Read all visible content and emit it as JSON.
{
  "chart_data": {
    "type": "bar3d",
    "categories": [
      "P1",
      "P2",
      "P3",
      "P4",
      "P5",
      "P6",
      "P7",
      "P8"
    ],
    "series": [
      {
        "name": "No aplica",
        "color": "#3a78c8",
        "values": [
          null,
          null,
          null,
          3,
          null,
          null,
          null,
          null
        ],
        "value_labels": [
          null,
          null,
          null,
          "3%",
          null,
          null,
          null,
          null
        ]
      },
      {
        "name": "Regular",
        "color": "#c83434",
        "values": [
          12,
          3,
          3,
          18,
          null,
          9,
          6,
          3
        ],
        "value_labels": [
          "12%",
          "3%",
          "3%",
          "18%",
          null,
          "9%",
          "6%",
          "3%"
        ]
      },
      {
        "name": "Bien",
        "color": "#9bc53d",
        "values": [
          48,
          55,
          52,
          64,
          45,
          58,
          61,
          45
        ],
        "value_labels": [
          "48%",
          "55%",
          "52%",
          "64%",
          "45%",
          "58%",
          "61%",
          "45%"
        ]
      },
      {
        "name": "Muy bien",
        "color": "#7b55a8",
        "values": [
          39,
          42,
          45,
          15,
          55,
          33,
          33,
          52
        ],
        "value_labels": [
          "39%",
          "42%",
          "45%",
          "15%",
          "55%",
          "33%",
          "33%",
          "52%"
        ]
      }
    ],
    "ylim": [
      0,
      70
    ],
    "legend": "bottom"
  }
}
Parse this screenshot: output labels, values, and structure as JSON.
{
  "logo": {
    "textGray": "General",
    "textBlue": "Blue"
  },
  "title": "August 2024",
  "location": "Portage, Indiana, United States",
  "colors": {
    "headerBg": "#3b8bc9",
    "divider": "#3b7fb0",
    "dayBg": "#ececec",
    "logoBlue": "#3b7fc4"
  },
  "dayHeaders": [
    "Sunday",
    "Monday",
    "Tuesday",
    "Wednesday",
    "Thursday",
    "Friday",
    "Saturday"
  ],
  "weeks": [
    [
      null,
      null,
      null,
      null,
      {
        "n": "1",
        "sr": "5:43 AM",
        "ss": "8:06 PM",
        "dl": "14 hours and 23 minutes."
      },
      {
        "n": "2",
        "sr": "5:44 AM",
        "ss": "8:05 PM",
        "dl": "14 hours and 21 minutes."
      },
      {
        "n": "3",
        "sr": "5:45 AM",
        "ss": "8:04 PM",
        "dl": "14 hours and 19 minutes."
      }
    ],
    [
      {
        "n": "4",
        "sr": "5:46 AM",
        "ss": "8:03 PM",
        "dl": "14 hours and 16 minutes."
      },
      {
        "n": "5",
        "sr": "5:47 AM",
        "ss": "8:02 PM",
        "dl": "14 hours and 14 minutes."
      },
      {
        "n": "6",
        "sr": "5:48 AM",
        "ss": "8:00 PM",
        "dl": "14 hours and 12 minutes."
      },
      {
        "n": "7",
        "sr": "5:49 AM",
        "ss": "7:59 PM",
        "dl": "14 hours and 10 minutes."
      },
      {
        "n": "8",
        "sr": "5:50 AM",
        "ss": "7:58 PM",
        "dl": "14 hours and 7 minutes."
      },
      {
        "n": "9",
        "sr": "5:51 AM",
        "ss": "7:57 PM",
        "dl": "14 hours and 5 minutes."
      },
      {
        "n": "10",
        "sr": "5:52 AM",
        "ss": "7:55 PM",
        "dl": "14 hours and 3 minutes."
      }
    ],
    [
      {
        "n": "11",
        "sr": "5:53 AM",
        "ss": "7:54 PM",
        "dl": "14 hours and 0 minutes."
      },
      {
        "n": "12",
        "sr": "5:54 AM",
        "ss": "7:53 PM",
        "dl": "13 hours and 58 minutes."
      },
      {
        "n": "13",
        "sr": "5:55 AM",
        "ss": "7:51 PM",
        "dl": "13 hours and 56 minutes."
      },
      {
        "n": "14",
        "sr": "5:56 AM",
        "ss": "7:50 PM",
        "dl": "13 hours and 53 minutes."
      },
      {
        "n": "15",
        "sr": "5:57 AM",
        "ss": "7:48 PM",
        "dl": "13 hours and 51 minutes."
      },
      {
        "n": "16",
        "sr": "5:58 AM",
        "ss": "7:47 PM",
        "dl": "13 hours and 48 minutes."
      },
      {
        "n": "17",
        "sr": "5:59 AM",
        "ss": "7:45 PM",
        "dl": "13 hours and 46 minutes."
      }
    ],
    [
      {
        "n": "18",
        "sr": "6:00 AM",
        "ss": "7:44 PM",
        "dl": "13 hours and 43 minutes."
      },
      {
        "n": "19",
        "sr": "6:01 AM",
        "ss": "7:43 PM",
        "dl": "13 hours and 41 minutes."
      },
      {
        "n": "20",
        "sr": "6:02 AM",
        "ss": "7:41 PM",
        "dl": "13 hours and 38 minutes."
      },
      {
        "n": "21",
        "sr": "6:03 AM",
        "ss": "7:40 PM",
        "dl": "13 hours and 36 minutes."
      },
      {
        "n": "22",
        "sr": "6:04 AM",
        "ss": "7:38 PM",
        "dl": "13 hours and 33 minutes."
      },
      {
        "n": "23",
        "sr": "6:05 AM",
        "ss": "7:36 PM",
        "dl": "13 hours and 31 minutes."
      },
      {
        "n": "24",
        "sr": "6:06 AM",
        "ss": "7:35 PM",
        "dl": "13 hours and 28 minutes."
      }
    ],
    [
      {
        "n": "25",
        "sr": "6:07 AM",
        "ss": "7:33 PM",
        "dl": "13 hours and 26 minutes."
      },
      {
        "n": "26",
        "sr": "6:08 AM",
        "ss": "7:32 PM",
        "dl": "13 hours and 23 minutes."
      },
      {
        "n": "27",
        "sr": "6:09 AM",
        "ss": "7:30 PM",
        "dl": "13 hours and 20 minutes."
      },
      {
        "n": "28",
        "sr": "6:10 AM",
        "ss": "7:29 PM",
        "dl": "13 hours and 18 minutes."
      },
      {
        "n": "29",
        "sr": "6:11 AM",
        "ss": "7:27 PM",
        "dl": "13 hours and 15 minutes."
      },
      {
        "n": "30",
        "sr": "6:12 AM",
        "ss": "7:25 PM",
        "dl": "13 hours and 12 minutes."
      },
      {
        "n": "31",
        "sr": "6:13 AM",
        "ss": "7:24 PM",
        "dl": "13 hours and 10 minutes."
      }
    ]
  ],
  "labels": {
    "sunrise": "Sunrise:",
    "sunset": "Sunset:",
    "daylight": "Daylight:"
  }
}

- Problem
Show all lines above holding "name".

- Response for this exercise
        "name": "No aplica",
        "name": "Regular",
        "name": "Bien",
        "name": "Muy bien",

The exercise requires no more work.